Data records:
────

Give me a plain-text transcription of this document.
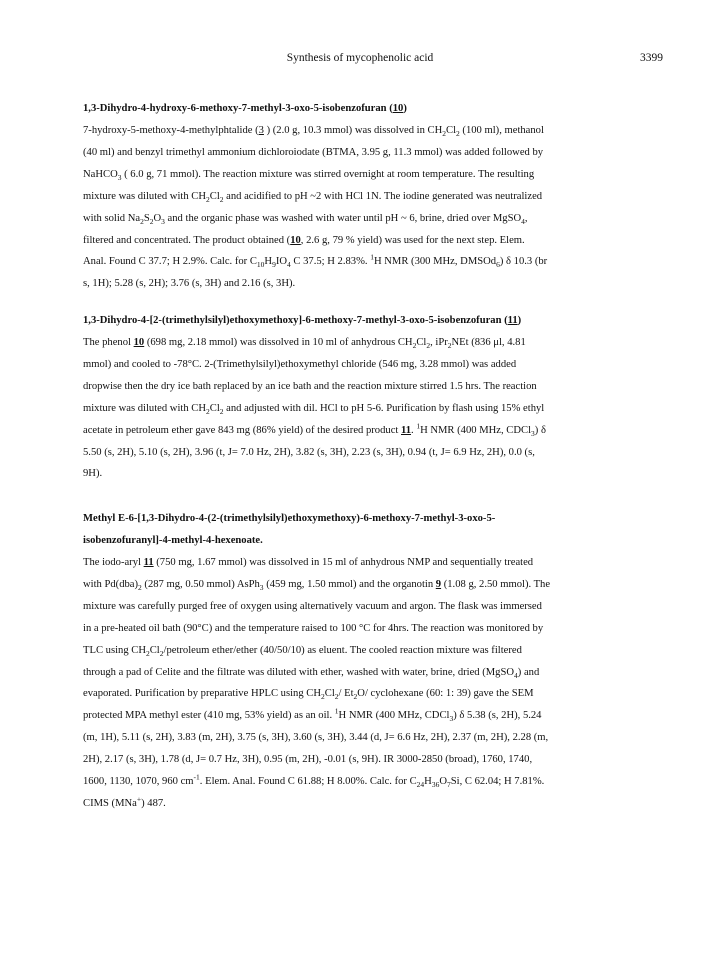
Synthesis of mycophenolic acid	3399
1,3-Dihydro-4-hydroxy-6-methoxy-7-methyl-3-oxo-5-isobenzofuran (10)
7-hydroxy-5-methoxy-4-methylphtalide (3 ) (2.0 g, 10.3 mmol) was dissolved in $CH_2Cl_2$ (100 ml), methanol
(40 ml) and benzyl trimethyl ammonium dichloroiodate (BTMA, 3.95 g, 11.3 mmol) was added followed by
NaHCO$_3$ ( 6.0 g, 71 mmol). The reaction mixture was stirred overnight at room temperature. The resulting
mixture was diluted with $CH_2Cl_2$ and acidified to pH ~2 with HCl 1N. The iodine generated was neutralized
with solid $Na_2S_2O_3$ and the organic phase was washed with water until pH ~ 6, brine, dried over MgSO$_4$,
filtered and concentrated. The product obtained (10, 2.6 g, 79 % yield) was used for the next step. Elem.
Anal. Found C 37.7; H 2.9%. Calc. for $C_{10}H_9IO_4$ C 37.5; H 2.83%. $^1$H NMR (300 MHz, DMSOd$_6$) δ 10.3 (br
s, 1H); 5.28 (s, 2H); 3.76 (s, 3H) and 2.16 (s, 3H).
1,3-Dihydro-4-[2-(trimethylsilyl)ethoxymethoxy]-6-methoxy-7-methyl-3-oxo-5-isobenzofuran (11)
The phenol 10 (698 mg, 2.18 mmol) was dissolved in 10 ml of anhydrous $CH_2Cl_2$, iPr$_2$NEt (836 μl, 4.81
mmol) and cooled to -78°C. 2-(Trimethylsilyl)ethoxymethyl chloride (546 mg, 3.28 mmol) was added
dropwise then the dry ice bath replaced by an ice bath and the reaction mixture stirred 1.5 hrs. The reaction
mixture was diluted with $CH_2Cl_2$ and adjusted with dil. HCl to pH 5-6. Purification by flash using 15% ethyl
acetate in petroleum ether gave 843 mg (86% yield) of the desired product 11. $^1$H NMR (400 MHz, CDCl$_3$) δ
5.50 (s, 2H), 5.10 (s, 2H), 3.96 (t, J= 7.0 Hz, 2H), 3.82 (s, 3H), 2.23 (s, 3H), 0.94 (t, J= 6.9 Hz, 2H), 0.0 (s,
9H).
Methyl E-6-[1,3-Dihydro-4-(2-(trimethylsilyl)ethoxymethoxy)-6-methoxy-7-methyl-3-oxo-5-
isobenzofuranyl]-4-methyl-4-hexenoate.
The iodo-aryl 11 (750 mg, 1.67 mmol) was dissolved in 15 ml of anhydrous NMP and sequentially treated
with $Pd(dba)_2$ (287 mg, 0.50 mmol) AsPh$_3$ (459 mg, 1.50 mmol) and the organotin 9 (1.08 g, 2.50 mmol). The
mixture was carefully purged free of oxygen using alternatively vacuum and argon. The flask was immersed
in a pre-heated oil bath (90°C) and the temperature raised to 100 °C for 4hrs. The reaction was monitored by
TLC using $CH_2Cl_2$/petroleum ether/ether (40/50/10) as eluent. The cooled reaction mixture was filtered
through a pad of Celite and the filtrate was diluted with ether, washed with water, brine, dried (MgSO$_4$) and
evaporated. Purification by preparative HPLC using $CH_2Cl_2/$ $Et_2O/$ cyclohexane (60: 1: 39) gave the SEM
protected MPA methyl ester (410 mg, 53% yield) as an oil. $^1$H NMR (400 MHz, CDCl$_3$) δ 5.38 (s, 2H), 5.24
(m, 1H), 5.11 (s, 2H), 3.83 (m, 2H), 3.75 (s, 3H), 3.60 (s, 3H), 3.44 (d, J= 6.6 Hz, 2H), 2.37 (m, 2H), 2.28 (m,
2H), 2.17 (s, 3H), 1.78 (d, J= 0.7 Hz, 3H), 0.95 (m, 2H), -0.01 (s, 9H). IR 3000-2850 (broad), 1760, 1740,
1600, 1130, 1070, 960 $cm^{-1}$. Elem. Anal. Found C 61.88; H 8.00%. Calc. for $C_{24}H_{36}O_7Si$, C 62.04; H 7.81%.
CIMS (MNa+) 487.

────

## WORK TO BE COMPLETED
Count the lines of the material that include the word "methoxy", then state only the total.

## TASK ANSWER
4